*Passage shown*.
# contract drawings vs As built



## SCADman (Aug 13, 2011)

For all of you experienced foremen out there, I have a question. Contract drawings are provided by the architect/engineer, but we don't always plumb the job per plan. My question is, to what extent are we permitted to stray from the drawings? For example, putting pipes in a different wall than specified, moving a floor clean out or floor drain/sink from the location on the architecturals, changing the routing of pipes from the contract drawings, omitting an unnecessary wall clean out. As a detailer, I need to learn when it is okay to use my good judgement to make changes.


----------



## ILPlumber (Jun 17, 2008)

Read your specs. No variation without written permission

Nobody cares that this was sent from my droid using. Plumbing Zone


----------



## TX MECH PLUMBER (May 27, 2011)

In my opinion you clear any changes with the general contractor... If he wants he will speak with the engineer about changes and give you an answer... If you do it that way then it's ther as if it doesn't work ... You change it on your own and it screws up you have to fix it out of pocket ....


----------



## plbgbiz (Aug 27, 2010)

Based on a recent lapse in judgement, I attempted to strike a deal with an out of state GC on a small commercial project. (finish out a tenant space in a mall)

As usual, the GC was complaining about my price being too high. He had two bids. Me at $8700 and another Plumber at $7100 (so he said). In short the plan called for H/C copper piping, 6 gallon water heater, mop sink, r/r concrete as needed.

Other guy didn't have the level of liability insurance required and zero worker's comp coverage. He was going to use PEX for the water lines. GC flipped out when I said I wouldn't change my bid to PEX to meet the price without signed approval from the architect. He was enraged even more when after 3 months of not hearing from him, he wanted us to start with 24 hours of notice.

So when something failed on the job, who do you think would have been liable? The GC in another state or me right down the street. I never heard back from him with the architect's approval and I'm glad. Some jobs are not worth having.


----------



## 100 Watt (Aug 11, 2011)

In my experience it really depends on your inspector and GC. Most of the time a slight deviation from the plans is overlooked. A major change and the inspector will ask for revised plans. As long as you've cleared it ahead of time with the GC, hopefully no big deal. Sometimes though the engineer will not want to change the plans because they are ultimately putting their name on them saying it will work.

We've all seen jobs "over engineered" such as 4" drain to a single toilet. We all know 3" is all you need for a toilet. In the end, bid the job per plans. Then, tell them you can "value" engineer it for them. As long as the engineer will redraw to your layout, great.

Most engineers over size to CYA. Most vent every fixture seperatley because they don't know of venting exceptions. 

Just my $.02


----------



## BROOKLYN\PLUMB (May 21, 2010)

*Problem to work on*. Continue the forum thread on straying from plumbing contract drawings, starting right after its last line.

*Data section*.

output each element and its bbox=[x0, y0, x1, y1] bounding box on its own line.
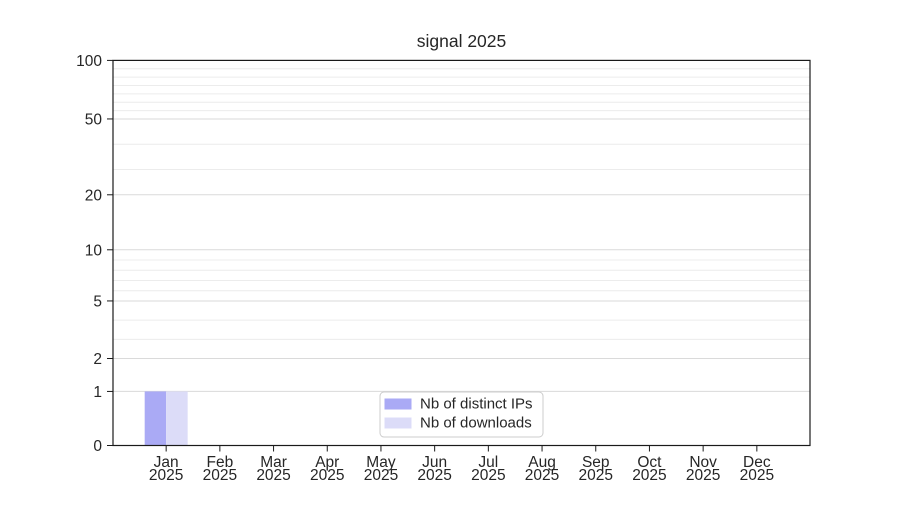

*Response to the task*.
ILPlumber said:


> Read your specs. No variation without written permission
> 
> Nobody cares that this was sent from my droid using. Plumbing Zone


When I submit for signoff there's a space provided to explain any variance to the plan 
If its out there then they want the plans amended to reflect actual plumbing. Sometimes they just get whatever plan proved completely go off script and the amend amend amend


----------



## Optimus Primer (May 20, 2009)

Sometimes the G.C can authorize changes, other times the architect. Just all depends. I was doing a Lincoln Mercury dealership and it called for a roof drain to be in a stairwell with 8" cast iron. I told the super no way am I putting it there and see if he could move it over about 4'. The roofers were just now putting down the 2" thick foam board. He authorize the change for me to scoot it over out of the stairs and the roofers can slope to it. No issues at all. Some times you have to change the locations from what they drew due to other trades. That's why you draw as builts so they can have a correct copy.


----------



## U666A (Dec 11, 2010)

house plumber said:


> Sometimes the G.C can authorize changes, other times the architect. Just all depends. I was doing a Lincoln Mercury dealership and it called for a roof drain to be in a stairwell with 8" cast iron. I told the super no way am I putting it there and see if he could move it over about 4'. The roofers were just now putting down the 2" thick foam board. He authorize the change for me to scoot it over out of the stairs and the roofers can slope to it. No issues at all. Some times you have to change the locations from what they drew due to other trades. That's why you draw as builts so they can have a correct copy.


Couldn't agree more... As-built drawings are your friend. The contractor I work for is multi faceted and is running piping, sheet metal and electrical.

Their office trailer compound is bigger than some of the towns my relatives live in.

This job is so poorly engineered that the have an "interference team" of 6 men working piping around sheet metal, electrical around piping... Etc.

I could give you a set of mechanicals and a set of architecturals and tell you to point to any room. I would be able to show you some sort of mechanical interference.

The chases are a nightmare. Every ceiling space is crowded beyond capacity. Walls have been thickened or extended...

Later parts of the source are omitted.